### SET TASK:
Scan the data below for the string "title". Show every line where it turns up.

== DATA LISTING ==

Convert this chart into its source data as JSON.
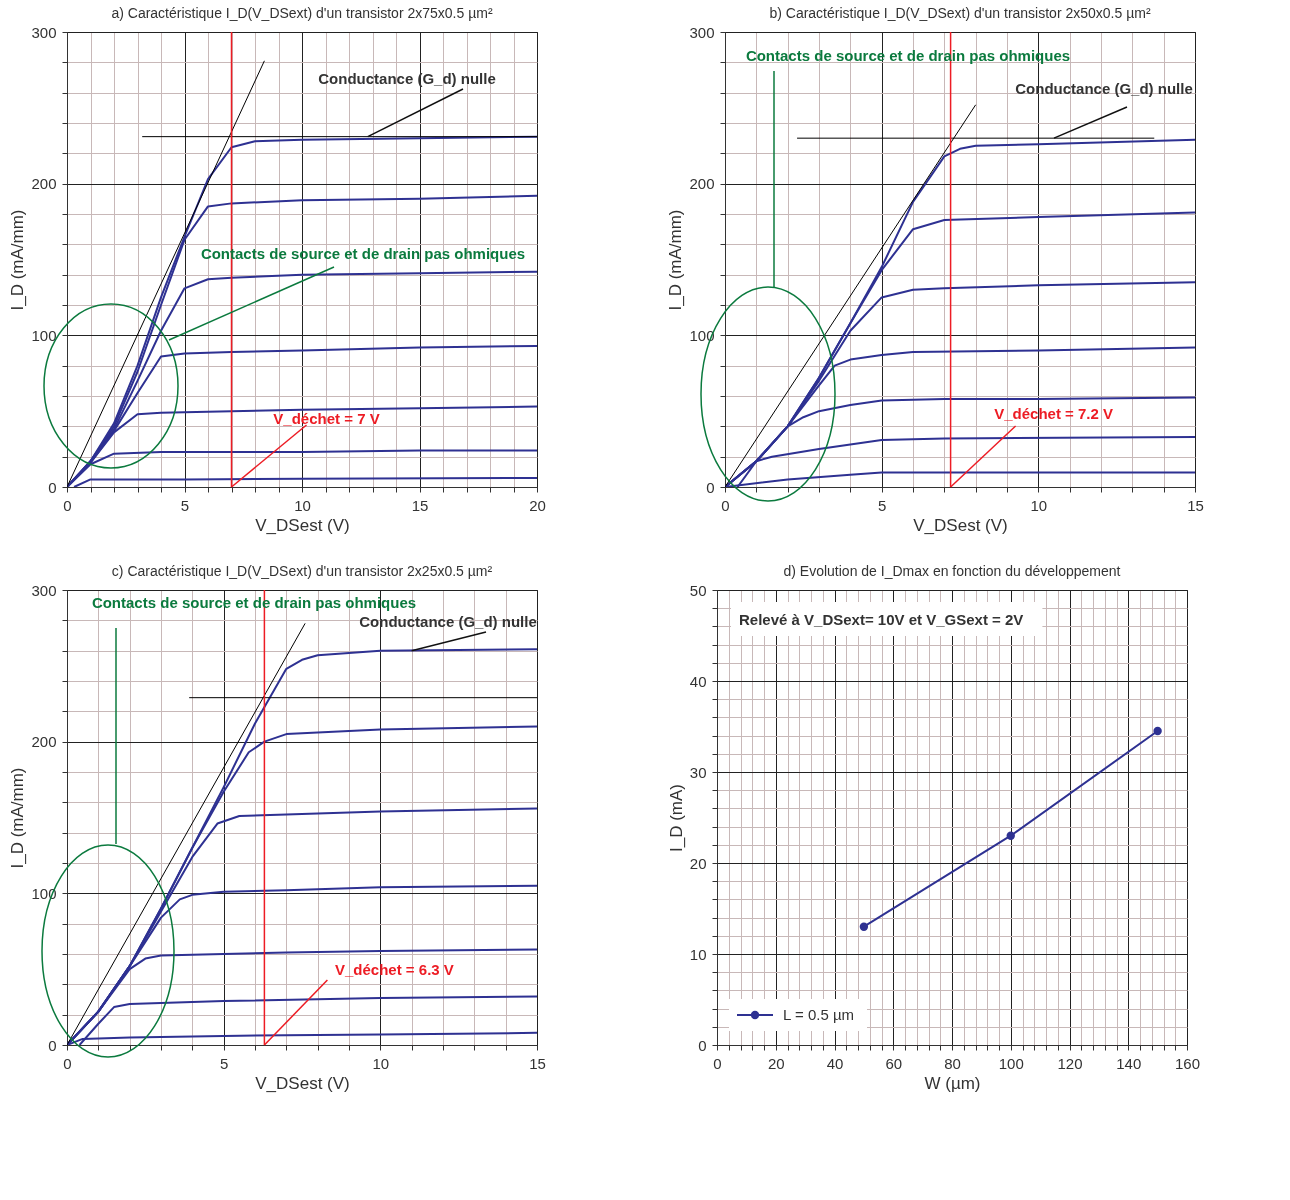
{
  "chart_data": [
    {
      "type": "line",
      "title": "a) Caractéristique I_D(V_DSext) d'un transistor 2x75x0.5 µm²",
      "xlabel": "V_DSest (V)",
      "ylabel": "I_D (mA/mm)",
      "xlim": [
        0,
        20
      ],
      "ylim": [
        0,
        300
      ],
      "grid": true,
      "xticks": [
        0,
        {
          "value": 1,
          "label": null
        },
        {
          "value": 2,
          "label": null
        },
        {
          "value": 3,
          "label": null
        },
        {
          "value": 4,
          "label": null
        },
        5,
        {
          "value": 6,
          "label": null
        },
        {
          "value": 7,
          "label": null
        },
        {
          "value": 8,
          "label": null
        },
        {
          "value": 9,
          "label": null
        },
        10,
        {
          "value": 11,
          "label": null
        },
        {
          "value": 12,
          "label": null
        },
        {
          "value": 13,
          "label": null
        },
        {
          "value": 14,
          "label": null
        },
        15,
        {
          "value": 16,
          "label": null
        },
        {
          "value": 17,
          "label": null
        },
        {
          "value": 18,
          "label": null
        },
        {
          "value": 19,
          "label": null
        },
        20
      ],
      "yticks": [
        0,
        {
          "value": 20,
          "label": null
        },
        {
          "value": 40,
          "label": null
        },
        {
          "value": 60,
          "label": null
        },
        {
          "value": 80,
          "label": null
        },
        100,
        {
          "value": 120,
          "label": null
        },
        {
          "value": 140,
          "label": null
        },
        {
          "value": 160,
          "label": null
        },
        {
          "value": 180,
          "label": null
        },
        200,
        {
          "value": 220,
          "label": null
        },
        {
          "value": 240,
          "label": null
        },
        {
          "value": 260,
          "label": null
        },
        {
          "value": 280,
          "label": null
        },
        300
      ],
      "series": [
        {
          "color": "#2e3192",
          "x": [
            0,
            1,
            2,
            3,
            4,
            5,
            6,
            7,
            8,
            10,
            15,
            20
          ],
          "values": [
            0,
            17,
            42,
            80,
            125,
            165,
            203,
            224,
            228,
            229,
            230,
            231
          ]
        },
        {
          "color": "#2e3192",
          "x": [
            0,
            1,
            2,
            3,
            4,
            5,
            6,
            7,
            10,
            15,
            20
          ],
          "values": [
            0,
            17,
            40,
            76,
            120,
            163,
            185,
            187,
            189,
            190,
            192
          ]
        },
        {
          "color": "#2e3192",
          "x": [
            0,
            1,
            2,
            3,
            4,
            5,
            6,
            7,
            10,
            15,
            20
          ],
          "values": [
            0,
            17,
            38,
            70,
            103,
            131,
            137,
            138,
            140,
            141,
            142
          ]
        },
        {
          "color": "#2e3192",
          "x": [
            0,
            1,
            2,
            3,
            4,
            5,
            7,
            10,
            15,
            20
          ],
          "values": [
            0,
            16,
            37,
            62,
            86,
            88,
            89,
            90,
            92,
            93
          ]
        },
        {
          "color": "#2e3192",
          "x": [
            0,
            1,
            2,
            3,
            4,
            7,
            10,
            15,
            20
          ],
          "values": [
            0,
            16,
            36,
            48,
            49,
            50,
            51,
            52,
            53
          ]
        },
        {
          "color": "#2e3192",
          "x": [
            0,
            1,
            2,
            4,
            10,
            15,
            20
          ],
          "values": [
            0,
            15,
            22,
            23,
            23,
            24,
            24
          ]
        },
        {
          "color": "#2e3192",
          "x": [
            0.3,
            1,
            5,
            10,
            20
          ],
          "values": [
            0,
            5,
            5,
            5.5,
            6
          ]
        },
        {
          "type": "line",
          "color": "#000000",
          "x": [
            0,
            8.4
          ],
          "values": [
            0,
            281
          ]
        },
        {
          "type": "line",
          "color": "#000000",
          "x": [
            3.2,
            20
          ],
          "values": [
            231,
            231
          ]
        }
      ],
      "ref_lines": [
        {
          "axis": "x",
          "value": 7,
          "label": "V_déchet = 7 V",
          "color": "#ed1c24"
        }
      ],
      "annotations": [
        {
          "text": "Conductance (G_d) nulle",
          "x": 12.8,
          "y": 231
        },
        "Contacts de source et de drain pas ohmiques"
      ]
    },
    {
      "type": "line",
      "title": "b) Caractéristique I_D(V_DSext) d'un transistor 2x50x0.5 µm²",
      "xlabel": "V_DSest (V)",
      "ylabel": "I_D (mA/mm)",
      "xlim": [
        0,
        15
      ],
      "ylim": [
        0,
        300
      ],
      "grid": true,
      "xticks": [
        0,
        {
          "value": 1,
          "label": null
        },
        {
          "value": 2,
          "label": null
        },
        {
          "value": 3,
          "label": null
        },
        {
          "value": 4,
          "label": null
        },
        5,
        {
          "value": 6,
          "label": null
        },
        {
          "value": 7,
          "label": null
        },
        {
          "value": 8,
          "label": null
        },
        {
          "value": 9,
          "label": null
        },
        10,
        {
          "value": 11,
          "label": null
        },
        {
          "value": 12,
          "label": null
        },
        {
          "value": 13,
          "label": null
        },
        {
          "value": 14,
          "label": null
        },
        15
      ],
      "yticks": [
        0,
        {
          "value": 20,
          "label": null
        },
        {
          "value": 40,
          "label": null
        },
        {
          "value": 60,
          "label": null
        },
        {
          "value": 80,
          "label": null
        },
        100,
        {
          "value": 120,
          "label": null
        },
        {
          "value": 140,
          "label": null
        },
        {
          "value": 160,
          "label": null
        },
        {
          "value": 180,
          "label": null
        },
        200,
        {
          "value": 220,
          "label": null
        },
        {
          "value": 240,
          "label": null
        },
        {
          "value": 260,
          "label": null
        },
        {
          "value": 280,
          "label": null
        },
        300
      ],
      "series": [
        {
          "color": "#2e3192",
          "x": [
            0,
            1,
            2,
            3,
            4,
            5,
            6,
            7,
            7.5,
            8,
            10,
            15
          ],
          "values": [
            0,
            17,
            40,
            72,
            108,
            145,
            188,
            218,
            223,
            225,
            226,
            229
          ]
        },
        {
          "color": "#2e3192",
          "x": [
            0,
            1,
            2,
            3,
            4,
            5,
            6,
            7,
            10,
            15
          ],
          "values": [
            0,
            17,
            40,
            72,
            108,
            143,
            170,
            176,
            178,
            181
          ]
        },
        {
          "color": "#2e3192",
          "x": [
            0,
            1,
            2,
            3,
            4,
            5,
            6,
            7,
            10,
            15
          ],
          "values": [
            0,
            17,
            40,
            70,
            103,
            125,
            130,
            131,
            133,
            135
          ]
        },
        {
          "color": "#2e3192",
          "x": [
            0,
            1,
            2,
            3,
            3.5,
            4,
            5,
            6,
            10,
            15
          ],
          "values": [
            0,
            17,
            40,
            67,
            80,
            84,
            87,
            89,
            90,
            92
          ]
        },
        {
          "color": "#2e3192",
          "x": [
            0,
            1,
            2,
            2.5,
            3,
            4,
            5,
            7,
            10,
            15
          ],
          "values": [
            0,
            17,
            40,
            46,
            50,
            54,
            57,
            58,
            58,
            59
          ]
        },
        {
          "color": "#2e3192",
          "x": [
            0.4,
            1,
            1.5,
            3,
            5,
            7,
            15
          ],
          "values": [
            0,
            17,
            20,
            25,
            31,
            32,
            33
          ]
        },
        {
          "color": "#2e3192",
          "x": [
            0,
            2,
            4,
            5,
            10,
            15
          ],
          "values": [
            0,
            5,
            8,
            9.5,
            9.5,
            9.5
          ]
        },
        {
          "type": "line",
          "color": "#000000",
          "x": [
            0,
            8
          ],
          "values": [
            0,
            252
          ]
        },
        {
          "type": "line",
          "color": "#000000",
          "x": [
            2.3,
            13.7
          ],
          "values": [
            230,
            230
          ]
        }
      ],
      "ref_lines": [
        {
          "axis": "x",
          "value": 7.2,
          "label": "V_déchet = 7.2 V",
          "color": "#ed1c24"
        }
      ],
      "annotations": [
        {
          "text": "Conductance (G_d) nulle",
          "x": 10.5,
          "y": 230
        },
        "Contacts de source et de drain pas ohmiques"
      ]
    },
    {
      "type": "line",
      "title": "c) Caractéristique I_D(V_DSext) d'un transistor 2x25x0.5 µm²",
      "xlabel": "V_DSest (V)",
      "ylabel": "I_D (mA/mm)",
      "xlim": [
        0,
        15
      ],
      "ylim": [
        0,
        300
      ],
      "grid": true,
      "xticks": [
        0,
        {
          "value": 1,
          "label": null
        },
        {
          "value": 2,
          "label": null
        },
        {
          "value": 3,
          "label": null
        },
        {
          "value": 4,
          "label": null
        },
        5,
        {
          "value": 6,
          "label": null
        },
        {
          "value": 7,
          "label": null
        },
        {
          "value": 8,
          "label": null
        },
        {
          "value": 9,
          "label": null
        },
        10,
        {
          "value": 11,
          "label": null
        },
        {
          "value": 12,
          "label": null
        },
        {
          "value": 13,
          "label": null
        },
        {
          "value": 14,
          "label": null
        },
        15
      ],
      "yticks": [
        0,
        {
          "value": 20,
          "label": null
        },
        {
          "value": 40,
          "label": null
        },
        {
          "value": 60,
          "label": null
        },
        {
          "value": 80,
          "label": null
        },
        100,
        {
          "value": 120,
          "label": null
        },
        {
          "value": 140,
          "label": null
        },
        {
          "value": 160,
          "label": null
        },
        {
          "value": 180,
          "label": null
        },
        200,
        {
          "value": 220,
          "label": null
        },
        {
          "value": 240,
          "label": null
        },
        {
          "value": 260,
          "label": null
        },
        {
          "value": 280,
          "label": null
        },
        300
      ],
      "series": [
        {
          "color": "#2e3192",
          "x": [
            0,
            1,
            2,
            3,
            4,
            5,
            6,
            7,
            7.5,
            8,
            10,
            15
          ],
          "values": [
            0,
            22,
            52,
            90,
            130,
            170,
            212,
            248,
            254,
            257,
            260,
            261
          ]
        },
        {
          "color": "#2e3192",
          "x": [
            0,
            1,
            2,
            3,
            4,
            5,
            5.8,
            6.3,
            7,
            10,
            15
          ],
          "values": [
            0,
            22,
            52,
            90,
            130,
            167,
            193,
            200,
            205,
            208,
            210
          ]
        },
        {
          "color": "#2e3192",
          "x": [
            0,
            1,
            2,
            3,
            4,
            4.8,
            5.5,
            7,
            10,
            15
          ],
          "values": [
            0,
            22,
            52,
            88,
            124,
            146,
            151,
            152,
            154,
            156
          ]
        },
        {
          "color": "#2e3192",
          "x": [
            0,
            1,
            2,
            3,
            3.6,
            4,
            5,
            7,
            10,
            15
          ],
          "values": [
            0,
            22,
            52,
            84,
            96,
            99,
            101,
            102,
            104,
            105
          ]
        },
        {
          "color": "#2e3192",
          "x": [
            0,
            1,
            2,
            2.5,
            3,
            5,
            7,
            10,
            15
          ],
          "values": [
            0,
            22,
            50,
            57,
            59,
            60,
            61,
            62,
            63
          ]
        },
        {
          "color": "#2e3192",
          "x": [
            0.4,
            1,
            1.5,
            2,
            5,
            10,
            15
          ],
          "values": [
            0,
            14,
            25,
            27,
            29,
            31,
            32
          ]
        },
        {
          "color": "#2e3192",
          "x": [
            0,
            0.5,
            2,
            5,
            10,
            15
          ],
          "values": [
            0,
            4,
            5,
            6,
            7,
            8
          ]
        },
        {
          "type": "line",
          "color": "#000000",
          "x": [
            0,
            7.6
          ],
          "values": [
            0,
            278
          ]
        },
        {
          "type": "line",
          "color": "#000000",
          "x": [
            3.9,
            15
          ],
          "values": [
            229,
            229
          ]
        }
      ],
      "ref_lines": [
        {
          "axis": "x",
          "value": 6.3,
          "label": "V_déchet = 6.3 V",
          "color": "#ed1c24"
        }
      ],
      "annotations": [
        {
          "text": "Conductance (G_d) nulle",
          "x": 11,
          "y": 260
        },
        "Contacts de source et de drain pas ohmiques"
      ]
    },
    {
      "type": "line",
      "title": "d) Evolution de I_Dmax en fonction du développement",
      "xlabel": "W (µm)",
      "ylabel": "I_D (mA)",
      "xlim": [
        0,
        160
      ],
      "ylim": [
        0,
        50
      ],
      "grid": true,
      "legend": "bottom left",
      "marker": "circle",
      "line_style": "solid",
      "xticks": [
        0,
        {
          "value": 4,
          "label": null
        },
        {
          "value": 8,
          "label": null
        },
        {
          "value": 12,
          "label": null
        },
        {
          "value": 16,
          "label": null
        },
        20,
        {
          "value": 24,
          "label": null
        },
        {
          "value": 28,
          "label": null
        },
        {
          "value": 32,
          "label": null
        },
        {
          "value": 36,
          "label": null
        },
        40,
        {
          "value": 44,
          "label": null
        },
        {
          "value": 48,
          "label": null
        },
        {
          "value": 52,
          "label": null
        },
        {
          "value": 56,
          "label": null
        },
        60,
        {
          "value": 64,
          "label": null
        },
        {
          "value": 68,
          "label": null
        },
        {
          "value": 72,
          "label": null
        },
        {
          "value": 76,
          "label": null
        },
        80,
        {
          "value": 84,
          "label": null
        },
        {
          "value": 88,
          "label": null
        },
        {
          "value": 92,
          "label": null
        },
        {
          "value": 96,
          "label": null
        },
        100,
        {
          "value": 104,
          "label": null
        },
        {
          "value": 108,
          "label": null
        },
        {
          "value": 112,
          "label": null
        },
        {
          "value": 116,
          "label": null
        },
        120,
        {
          "value": 124,
          "label": null
        },
        {
          "value": 128,
          "label": null
        },
        {
          "value": 132,
          "label": null
        },
        {
          "value": 136,
          "label": null
        },
        140,
        {
          "value": 144,
          "label": null
        },
        {
          "value": 148,
          "label": null
        },
        {
          "value": 152,
          "label": null
        },
        {
          "value": 156,
          "label": null
        },
        160
      ],
      "yticks": [
        0,
        {
          "value": 2,
          "label": null
        },
        {
          "value": 4,
          "label": null
        },
        {
          "value": 6,
          "label": null
        },
        {
          "value": 8,
          "label": null
        },
        10,
        {
          "value": 12,
          "label": null
        },
        {
          "value": 14,
          "label": null
        },
        {
          "value": 16,
          "label": null
        },
        {
          "value": 18,
          "label": null
        },
        20,
        {
          "value": 22,
          "label": null
        },
        {
          "value": 24,
          "label": null
        },
        {
          "value": 26,
          "label": null
        },
        {
          "value": 28,
          "label": null
        },
        30,
        {
          "value": 32,
          "label": null
        },
        {
          "value": 34,
          "label": null
        },
        {
          "value": 36,
          "label": null
        },
        {
          "value": 38,
          "label": null
        },
        40,
        {
          "value": 42,
          "label": null
        },
        {
          "value": 44,
          "label": null
        },
        {
          "value": 46,
          "label": null
        },
        {
          "value": 48,
          "label": null
        },
        50
      ],
      "series": [
        {
          "name": "L = 0.5 µm",
          "color": "#2e3192",
          "x": [
            50,
            100,
            150
          ],
          "values": [
            13,
            23,
            34.5
          ]
        }
      ],
      "annotations": [
        "Relevé à V_DSext= 10V et V_GSext = 2V"
      ]
    }
  ]
}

===

### RESULT OF THIS EXERCISE:
      "title": "a) Caractéristique I_D(V_DSext) d'un transistor 2x75x0.5 µm²",
      "title": "b) Caractéristique I_D(V_DSext) d'un transistor 2x50x0.5 µm²",
      "title": "c) Caractéristique I_D(V_DSext) d'un transistor 2x25x0.5 µm²",
      "title": "d) Evolution de I_Dmax en fonction du développement",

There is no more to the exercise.